» **Exercise**: Take every line from the listing below that includes "explore" and copy it.

──────────────────────────────

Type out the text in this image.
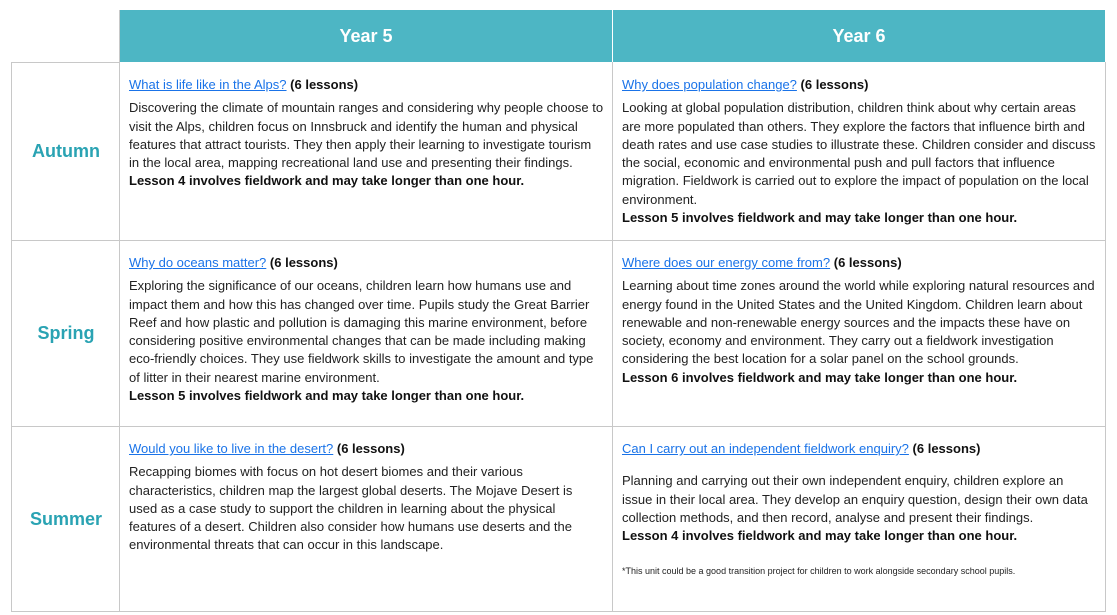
Year 5	Year 6
Autumn
What is life like in the Alps? (6 lessons)

Discovering the climate of mountain ranges and considering why people choose to visit the Alps, children focus on Innsbruck and identify the human and physical features that attract tourists. They then apply their learning to investigate tourism in the local area, mapping recreational land use and presenting their findings.

Lesson 4 involves fieldwork and may take longer than one hour.
Why does population change? (6 lessons)

Looking at global population distribution, children think about why certain areas are more populated than others. They explore the factors that influence birth and death rates and use case studies to illustrate these. Children consider and discuss the social, economic and environmental push and pull factors that influence migration. Fieldwork is carried out to explore the impact of population on the local environment.

Lesson 5 involves fieldwork and may take longer than one hour.
Spring
Why do oceans matter? (6 lessons)

Exploring the significance of our oceans, children learn how humans use and impact them and how this has changed over time. Pupils study the Great Barrier Reef and how plastic and pollution is damaging this marine environment, before considering positive environmental changes that can be made including making eco-friendly choices. They use fieldwork skills to investigate the amount and type of litter in their nearest marine environment.

Lesson 5 involves fieldwork and may take longer than one hour.
Where does our energy come from? (6 lessons)

Learning about time zones around the world while exploring natural resources and energy found in the United States and the United Kingdom. Children learn about renewable and non-renewable energy sources and the impacts these have on society, economy and environment. They carry out a fieldwork investigation considering the best location for a solar panel on the school grounds.

Lesson 6 involves fieldwork and may take longer than one hour.
Summer
Would you like to live in the desert? (6 lessons)

Recapping biomes with focus on hot desert biomes and their various characteristics, children map the largest global deserts. The Mojave Desert is used as a case study to support the children in learning about the physical features of a desert. Children also consider how humans use deserts and the environmental threats that can occur in this landscape.

Can I carry out an independent fieldwork enquiry? (6 lessons)

Planning and carrying out their own independent enquiry, children explore an issue in their local area. They develop an enquiry question, design their own data collection methods, and then record, analyse and present their findings.

Lesson 4 involves fieldwork and may take longer than one hour.
*This unit could be a good transition project for children to work alongside secondary school pupils.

──────────────────────────────

» **Full response**:
Looking at global population distribution, children think about why certain areas are more populated than others. They explore the factors that influence birth and death rates and use case studies to illustrate these. Children consider and discuss the social, economic and environmental push and pull factors that influence migration. Fieldwork is carried out to explore the impact of population on the local environment.
Planning and carrying out their own independent enquiry, children explore an issue in their local area. They develop an enquiry question, design their own data collection methods, and then record, analyse and present their findings.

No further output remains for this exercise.